§ GIVEN PROBLEM
Copy each line holding the string "Сочленение".

§ EXTRACTED INFORMATION
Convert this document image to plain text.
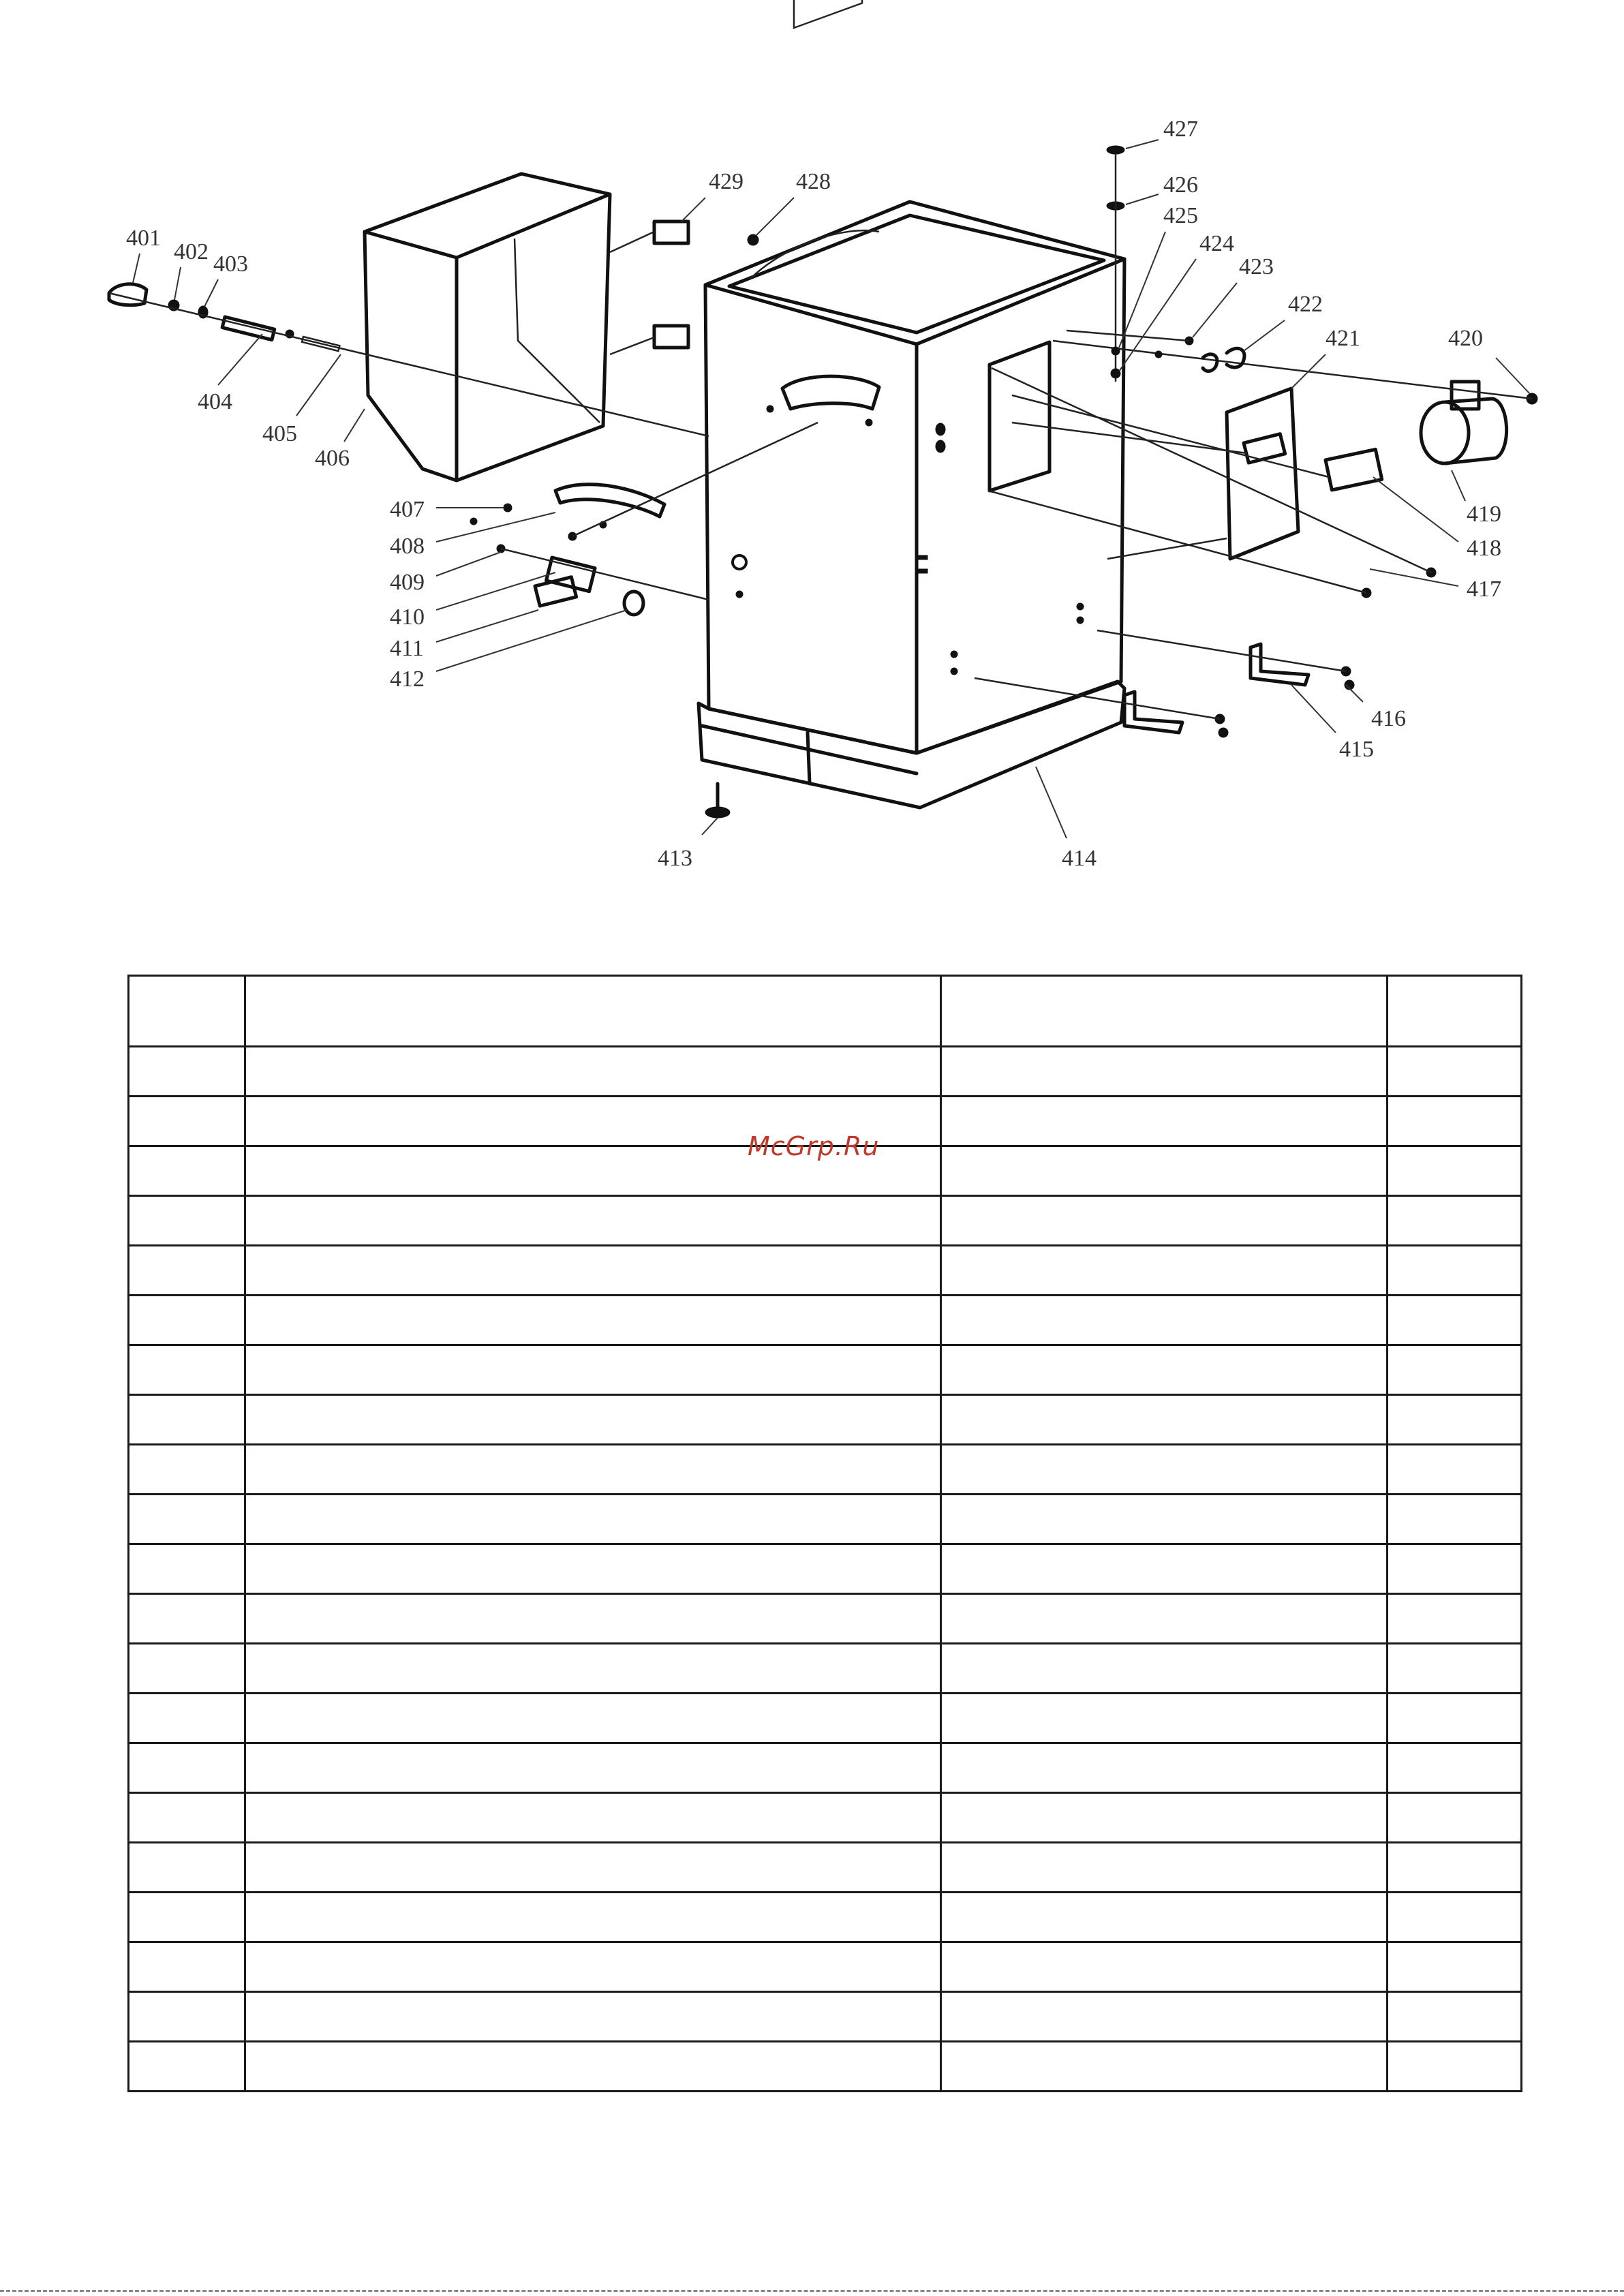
401
402 403
404
405
406
407
408
409
410
411
412
413	414
415
416
417
418
419
420
421
422
423
424
425
426
427
428
429

McGrp.Ru
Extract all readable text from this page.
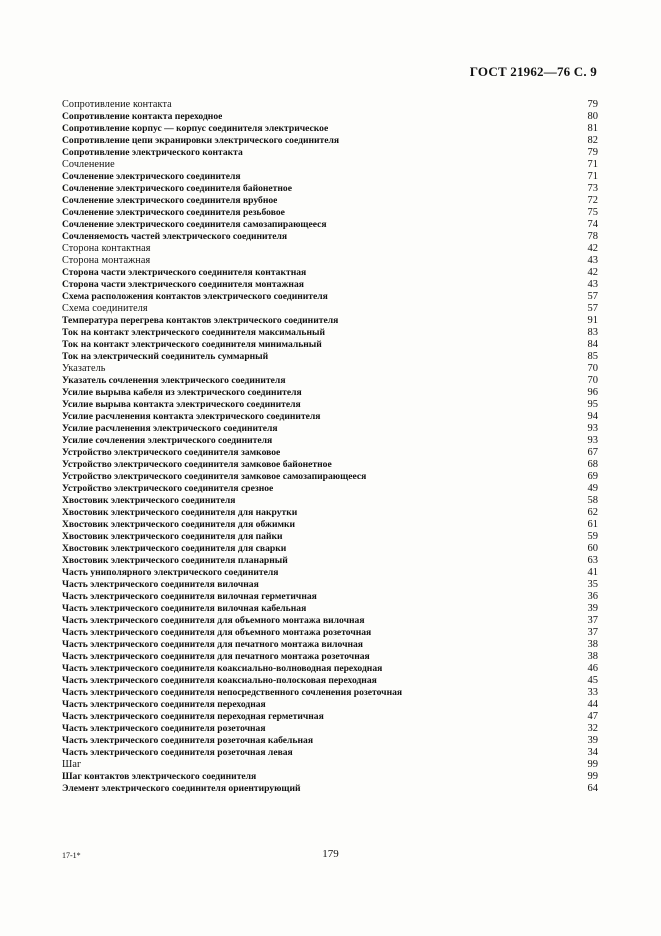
ГОСТ 21962—76 С. 9
Сопротивление контакта	79
Сопротивление контакта переходное	80
Сопротивление корпус — корпус соединителя электрическое	81
Сопротивление цепи экранировки электрического соединителя	82
Сопротивление электрического контакта	79
Сочленение	71
Сочленение электрического соединителя	71
Сочленение электрического соединителя байонетное	73
Сочленение электрического соединителя врубное	72
Сочленение электрического соединителя резьбовое	75
Сочленение электрического соединителя самозапирающееся	74
Сочленяемость частей электрического соединителя	78
Сторона контактная	42
Сторона монтажная	43
Сторона части электрического соединителя контактная	42
Сторона части электрического соединителя монтажная	43
Схема расположения контактов электрического соединителя	57
Схема соединителя	57
Температура перегрева контактов электрического соединителя	91
Ток на контакт электрического соединителя максимальный	83
Ток на контакт электрического соединителя минимальный	84
Ток на электрический соединитель суммарный	85
Указатель	70
Указатель сочленения электрического соединителя	70
Усилие вырыва кабеля из электрического соединителя	96
Усилие вырыва контакта электрического соединителя	95
Усилие расчленения контакта электрического соединителя	94
Усилие расчленения электрического соединителя	93
Усилие сочленения электрического соединителя	93
Устройство электрического соединителя замковое	67
Устройство электрического соединителя замковое байонетное	68
Устройство электрического соединителя замковое самозапирающееся	69
Устройство электрического соединителя срезное	49
Хвостовик электрического соединителя	58
Хвостовик электрического соединителя для накрутки	62
Хвостовик электрического соединителя для обжимки	61
Хвостовик электрического соединителя для пайки	59
Хвостовик электрического соединителя для сварки	60
Хвостовик электрического соединителя планарный	63
Часть униполярного электрического соединителя	41
Часть электрического соединителя вилочная	35
Часть электрического соединителя вилочная герметичная	36
Часть электрического соединителя вилочная кабельная	39
Часть электрического соединителя для объемного монтажа вилочная	37
Часть электрического соединителя для объемного монтажа розеточная	37
Часть электрического соединителя для печатного монтажа вилочная	38
Часть электрического соединителя для печатного монтажа розеточная	38
Часть электрического соединителя коаксиально-волноводная переходная	46
Часть электрического соединителя коаксиально-полосковая переходная	45
Часть электрического соединителя непосредственного сочленения розеточная	33
Часть электрического соединителя переходная	44
Часть электрического соединителя переходная герметичная	47
Часть электрического соединителя розеточная	32
Часть электрического соединителя розеточная кабельная	39
Часть электрического соединителя розеточная левая	34
Шаг	99
Шаг контактов электрического соединителя	99
Элемент электрического соединителя ориентирующий	64
17-1*	179
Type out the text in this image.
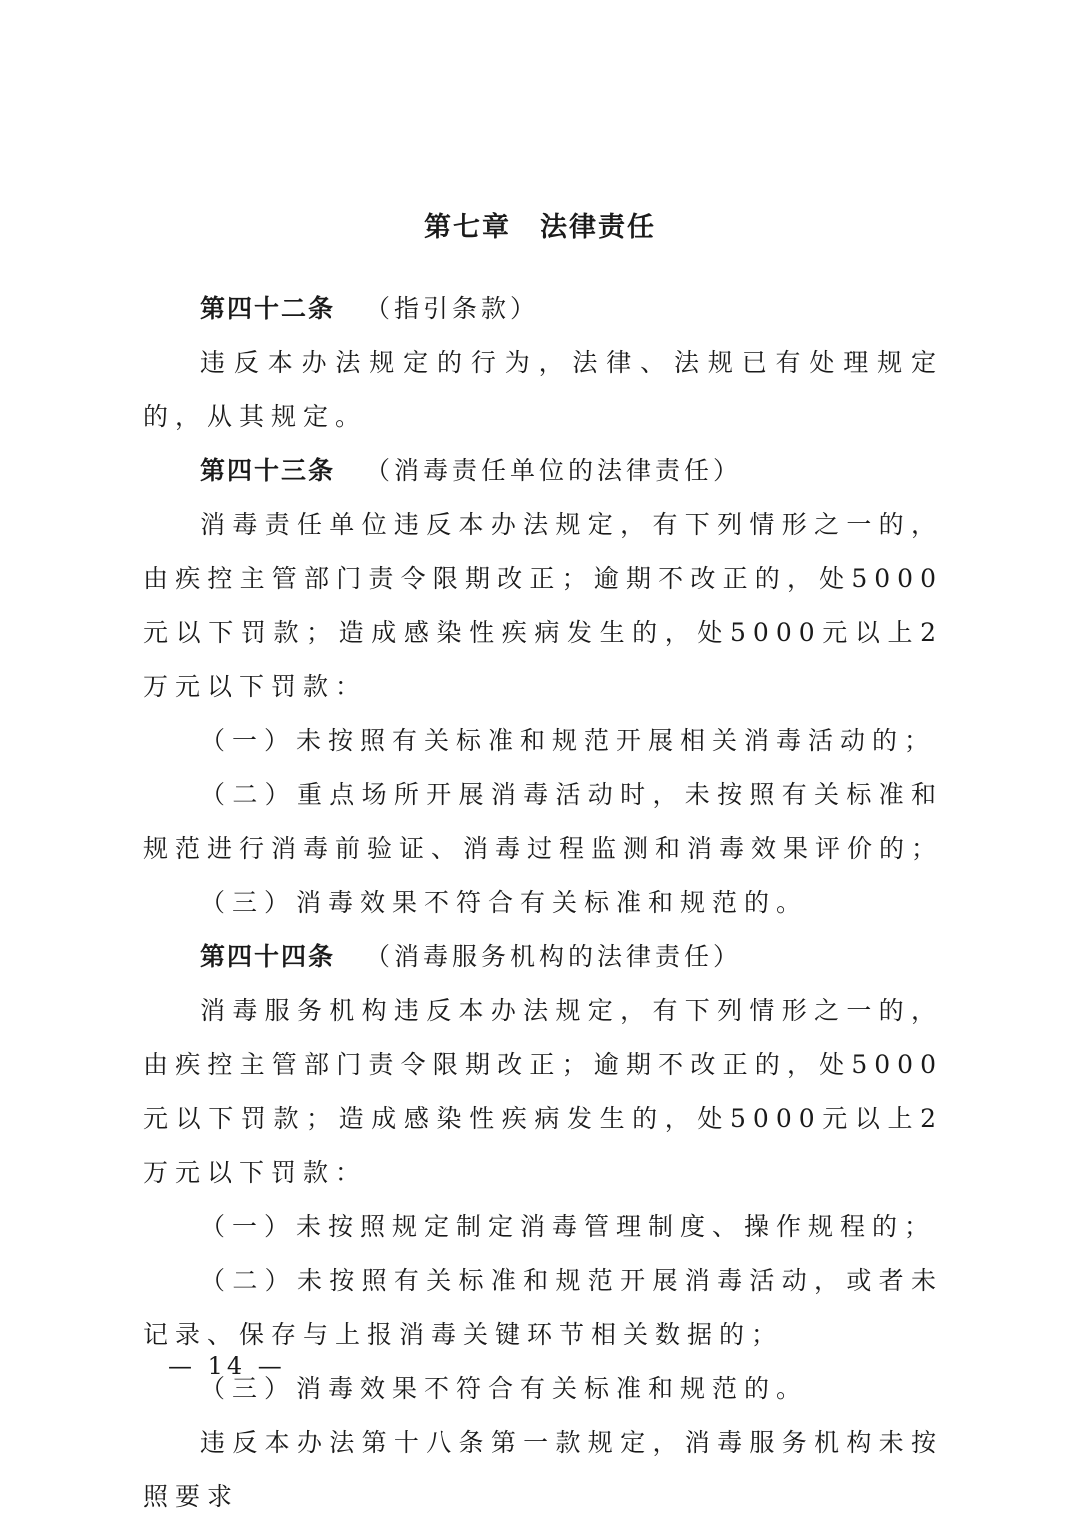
第七章　法律责任

第四十二条 （指引条款）

违反本办法规定的行为，法律、法规已有处理规定的，从其规定。

第四十三条 （消毒责任单位的法律责任）

消毒责任单位违反本办法规定，有下列情形之一的，由疾控主管部门责令限期改正；逾期不改正的，处5000元以下罚款；造成感染性疾病发生的，处5000元以上2万元以下罚款：

（一）未按照有关标准和规范开展相关消毒活动的；

（二）重点场所开展消毒活动时，未按照有关标准和规范进行消毒前验证、消毒过程监测和消毒效果评价的；

（三）消毒效果不符合有关标准和规范的。

第四十四条 （消毒服务机构的法律责任）

消毒服务机构违反本办法规定，有下列情形之一的，由疾控主管部门责令限期改正；逾期不改正的，处5000元以下罚款；造成感染性疾病发生的，处5000元以上2万元以下罚款：

（一）未按照规定制定消毒管理制度、操作规程的；

（二）未按照有关标准和规范开展消毒活动，或者未记录、保存与上报消毒关键环节相关数据的；

（三）消毒效果不符合有关标准和规范的。

违反本办法第十八条第一款规定，消毒服务机构未按照要求

— 14 —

§ SOLUTION TO THE PROBLEM
Сочленение	71
Сочленение электрического соединителя	71
Сочленение электрического соединителя байонетное	73
Сочленение электрического соединителя врубное	72
Сочленение электрического соединителя резьбовое	75
Сочленение электрического соединителя самозапирающееся	74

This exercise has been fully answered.